**Given task**:
Every line with the word "builder" in it should be extracted from the data that follows.

Excerpt from a dataset:
┄┄┄┄┄┄┄┄┄┄┄┄┄┄┄┄┄┄┄┄
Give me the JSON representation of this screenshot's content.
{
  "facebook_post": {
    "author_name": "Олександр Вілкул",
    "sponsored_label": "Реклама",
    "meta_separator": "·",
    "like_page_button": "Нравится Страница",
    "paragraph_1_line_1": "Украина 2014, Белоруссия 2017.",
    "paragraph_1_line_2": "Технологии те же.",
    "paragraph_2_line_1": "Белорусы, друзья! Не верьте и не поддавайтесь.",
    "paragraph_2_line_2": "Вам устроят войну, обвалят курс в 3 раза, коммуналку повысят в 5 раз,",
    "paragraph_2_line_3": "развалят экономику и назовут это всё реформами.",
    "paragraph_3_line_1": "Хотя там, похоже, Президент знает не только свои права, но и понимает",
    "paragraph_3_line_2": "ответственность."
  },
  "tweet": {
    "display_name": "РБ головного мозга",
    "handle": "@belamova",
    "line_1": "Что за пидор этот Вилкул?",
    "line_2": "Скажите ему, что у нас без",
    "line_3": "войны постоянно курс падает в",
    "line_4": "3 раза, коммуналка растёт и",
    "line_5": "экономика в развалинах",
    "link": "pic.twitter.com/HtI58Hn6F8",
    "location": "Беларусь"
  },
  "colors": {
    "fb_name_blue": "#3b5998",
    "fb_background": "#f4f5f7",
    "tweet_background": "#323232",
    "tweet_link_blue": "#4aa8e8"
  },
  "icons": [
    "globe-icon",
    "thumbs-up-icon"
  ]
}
┄┄┄┄┄┄┄┄┄┄┄┄┄┄┄┄┄┄┄┄
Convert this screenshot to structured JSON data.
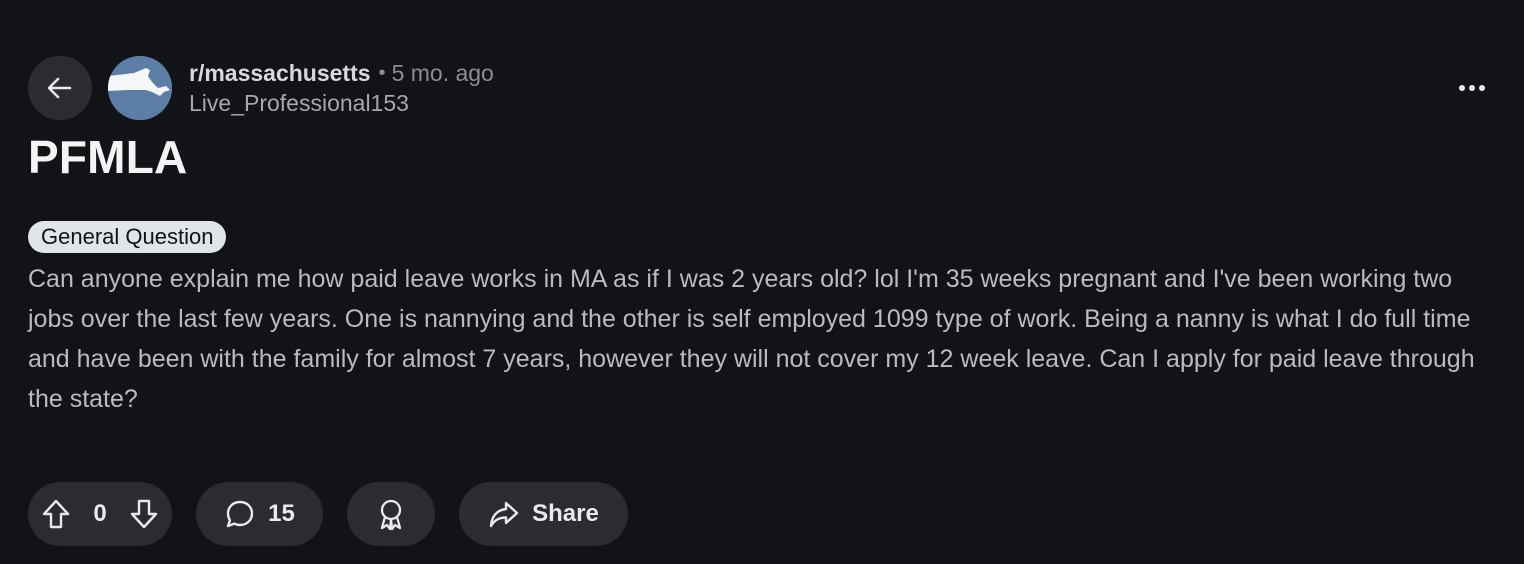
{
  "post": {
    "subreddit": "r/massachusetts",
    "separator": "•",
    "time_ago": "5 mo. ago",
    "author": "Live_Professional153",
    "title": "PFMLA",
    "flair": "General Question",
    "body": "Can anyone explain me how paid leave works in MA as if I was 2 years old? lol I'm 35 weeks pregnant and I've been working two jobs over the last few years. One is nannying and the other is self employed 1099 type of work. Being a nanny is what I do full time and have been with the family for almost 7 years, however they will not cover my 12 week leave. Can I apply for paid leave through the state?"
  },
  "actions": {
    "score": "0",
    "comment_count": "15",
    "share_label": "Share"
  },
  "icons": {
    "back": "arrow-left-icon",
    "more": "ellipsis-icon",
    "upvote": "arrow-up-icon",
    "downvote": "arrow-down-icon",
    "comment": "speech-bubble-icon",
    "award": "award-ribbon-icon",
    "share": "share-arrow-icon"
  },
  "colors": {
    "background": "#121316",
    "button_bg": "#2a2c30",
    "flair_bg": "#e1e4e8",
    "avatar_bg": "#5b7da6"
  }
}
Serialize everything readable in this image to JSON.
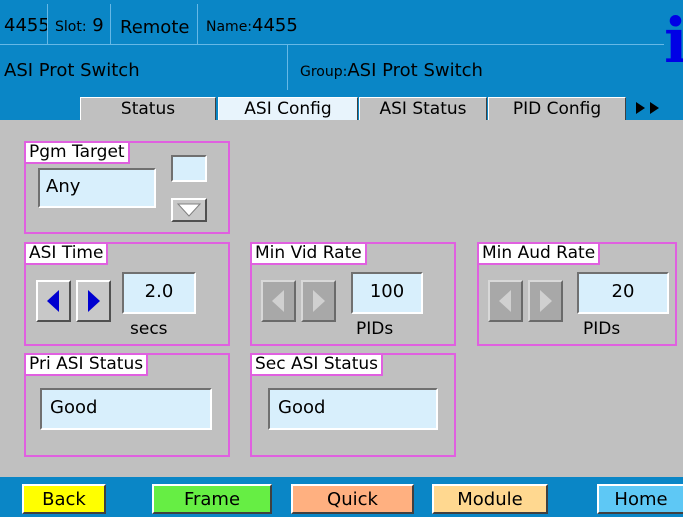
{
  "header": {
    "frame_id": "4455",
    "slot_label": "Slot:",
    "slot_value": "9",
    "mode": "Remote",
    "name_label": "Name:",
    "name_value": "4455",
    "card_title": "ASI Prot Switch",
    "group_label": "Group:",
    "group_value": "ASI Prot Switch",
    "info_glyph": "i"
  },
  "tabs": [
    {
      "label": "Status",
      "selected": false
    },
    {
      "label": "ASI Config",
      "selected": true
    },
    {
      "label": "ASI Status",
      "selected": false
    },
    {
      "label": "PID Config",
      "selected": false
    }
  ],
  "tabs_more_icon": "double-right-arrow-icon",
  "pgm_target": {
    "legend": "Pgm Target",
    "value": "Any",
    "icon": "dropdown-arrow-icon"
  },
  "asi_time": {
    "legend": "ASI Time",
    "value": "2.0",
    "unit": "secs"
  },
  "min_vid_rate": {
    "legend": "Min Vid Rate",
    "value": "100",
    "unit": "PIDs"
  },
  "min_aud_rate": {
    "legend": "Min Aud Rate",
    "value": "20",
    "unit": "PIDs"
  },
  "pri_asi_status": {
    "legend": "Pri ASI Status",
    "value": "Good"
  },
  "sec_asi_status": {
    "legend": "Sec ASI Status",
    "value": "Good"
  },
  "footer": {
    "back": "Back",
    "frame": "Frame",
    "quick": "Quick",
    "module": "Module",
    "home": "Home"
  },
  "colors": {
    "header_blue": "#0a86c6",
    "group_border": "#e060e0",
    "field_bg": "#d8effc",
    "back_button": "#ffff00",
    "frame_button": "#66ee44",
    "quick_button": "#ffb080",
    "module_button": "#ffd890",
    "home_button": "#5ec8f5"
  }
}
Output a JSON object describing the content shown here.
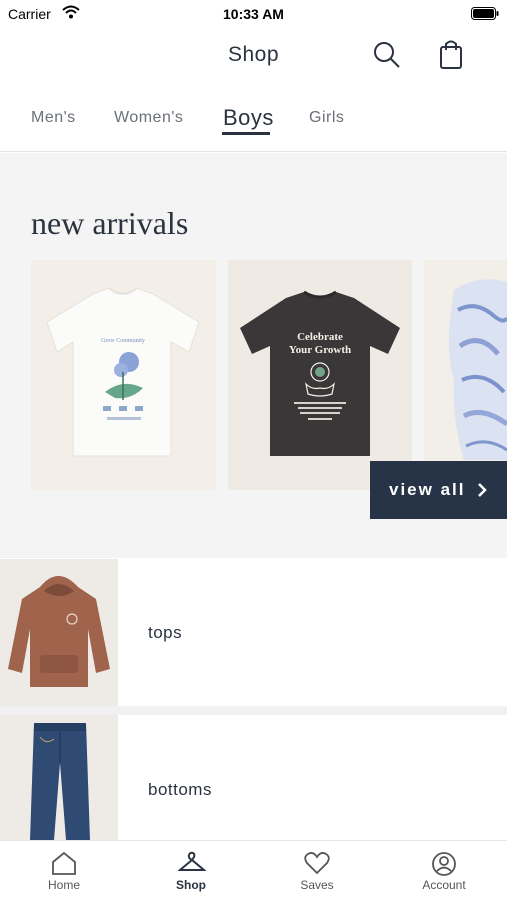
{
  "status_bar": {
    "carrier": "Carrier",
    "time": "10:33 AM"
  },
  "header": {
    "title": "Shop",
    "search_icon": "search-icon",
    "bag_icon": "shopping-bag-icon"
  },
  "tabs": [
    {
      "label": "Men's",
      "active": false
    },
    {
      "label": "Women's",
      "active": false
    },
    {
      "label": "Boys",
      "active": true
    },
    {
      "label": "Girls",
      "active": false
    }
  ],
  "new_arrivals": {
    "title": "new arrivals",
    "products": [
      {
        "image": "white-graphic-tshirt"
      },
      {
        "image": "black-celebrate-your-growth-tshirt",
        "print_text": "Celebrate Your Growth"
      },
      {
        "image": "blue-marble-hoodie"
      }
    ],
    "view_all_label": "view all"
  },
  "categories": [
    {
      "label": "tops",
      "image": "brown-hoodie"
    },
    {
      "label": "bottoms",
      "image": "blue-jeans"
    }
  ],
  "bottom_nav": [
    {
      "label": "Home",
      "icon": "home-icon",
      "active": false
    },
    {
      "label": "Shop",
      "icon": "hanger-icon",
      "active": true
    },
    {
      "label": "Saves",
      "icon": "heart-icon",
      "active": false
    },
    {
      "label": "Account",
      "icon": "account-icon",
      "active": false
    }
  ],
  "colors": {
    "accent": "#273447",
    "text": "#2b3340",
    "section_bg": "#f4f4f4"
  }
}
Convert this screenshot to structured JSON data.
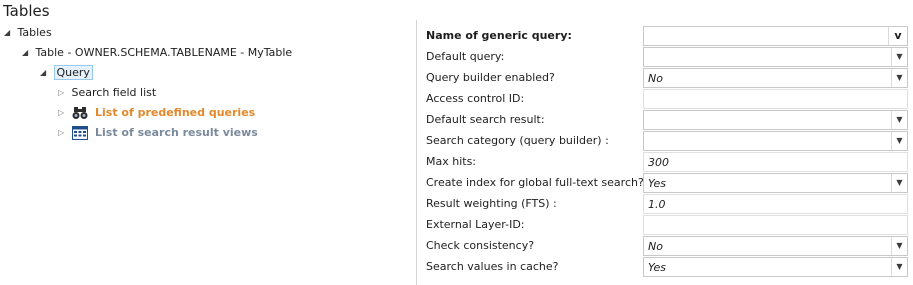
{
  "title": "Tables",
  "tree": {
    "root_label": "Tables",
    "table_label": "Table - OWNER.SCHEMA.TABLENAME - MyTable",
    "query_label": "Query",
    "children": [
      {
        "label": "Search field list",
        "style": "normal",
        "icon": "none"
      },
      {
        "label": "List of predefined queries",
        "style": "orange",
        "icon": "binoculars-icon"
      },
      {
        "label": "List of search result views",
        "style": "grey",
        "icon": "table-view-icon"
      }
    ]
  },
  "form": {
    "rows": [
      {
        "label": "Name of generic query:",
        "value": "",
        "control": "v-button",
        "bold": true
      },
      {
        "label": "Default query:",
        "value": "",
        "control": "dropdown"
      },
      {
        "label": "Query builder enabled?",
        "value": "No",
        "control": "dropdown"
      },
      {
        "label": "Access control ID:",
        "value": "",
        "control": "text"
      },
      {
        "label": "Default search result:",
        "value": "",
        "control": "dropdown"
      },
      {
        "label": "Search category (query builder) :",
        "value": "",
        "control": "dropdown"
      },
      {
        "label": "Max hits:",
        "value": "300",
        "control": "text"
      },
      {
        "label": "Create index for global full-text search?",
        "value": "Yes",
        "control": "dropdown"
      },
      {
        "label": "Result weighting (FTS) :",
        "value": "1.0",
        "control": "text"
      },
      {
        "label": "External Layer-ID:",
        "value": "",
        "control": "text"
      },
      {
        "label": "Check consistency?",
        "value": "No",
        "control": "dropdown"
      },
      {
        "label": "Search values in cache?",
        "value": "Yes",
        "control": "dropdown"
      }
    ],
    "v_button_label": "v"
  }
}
┄┄┄┄┄┄┄┄┄┄┄┄┄┄┄┄┄┄┄┄
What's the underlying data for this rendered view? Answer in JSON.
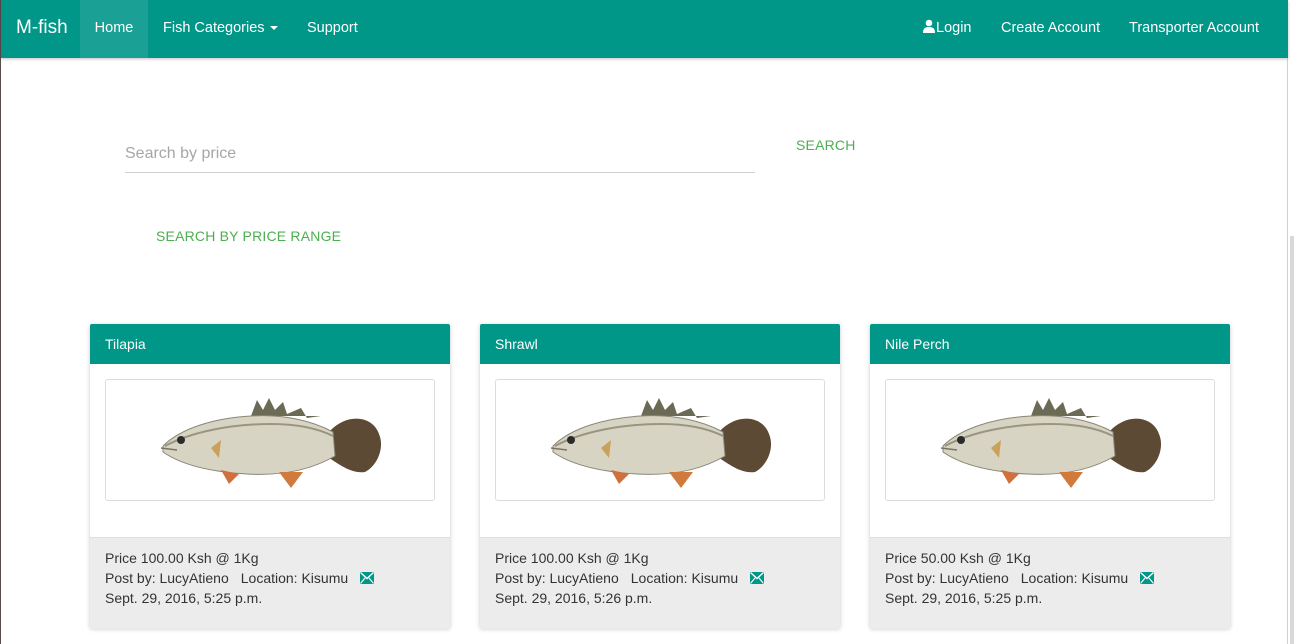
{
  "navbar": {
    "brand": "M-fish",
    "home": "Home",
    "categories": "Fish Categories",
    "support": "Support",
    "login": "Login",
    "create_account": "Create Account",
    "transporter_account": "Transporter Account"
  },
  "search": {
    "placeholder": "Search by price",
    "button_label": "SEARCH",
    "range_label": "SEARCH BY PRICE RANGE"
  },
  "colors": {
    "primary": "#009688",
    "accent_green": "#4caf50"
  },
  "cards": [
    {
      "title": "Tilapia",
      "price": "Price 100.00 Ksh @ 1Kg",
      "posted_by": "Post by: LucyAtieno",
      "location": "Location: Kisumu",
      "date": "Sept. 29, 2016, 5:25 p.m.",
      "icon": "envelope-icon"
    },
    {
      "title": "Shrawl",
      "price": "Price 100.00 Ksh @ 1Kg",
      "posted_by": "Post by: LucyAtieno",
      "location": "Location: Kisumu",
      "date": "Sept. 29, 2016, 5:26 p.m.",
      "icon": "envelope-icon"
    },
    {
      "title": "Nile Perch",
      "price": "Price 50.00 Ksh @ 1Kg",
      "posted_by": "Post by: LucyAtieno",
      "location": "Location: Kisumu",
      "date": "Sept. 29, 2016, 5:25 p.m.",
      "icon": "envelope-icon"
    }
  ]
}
┄┄┄┄┄┄┄┄┄┄┄┄┄┄┄┄┄┄┄┄
**Response**:
        "label": "Query builder enabled?",
        "label": "Search category (query builder) :",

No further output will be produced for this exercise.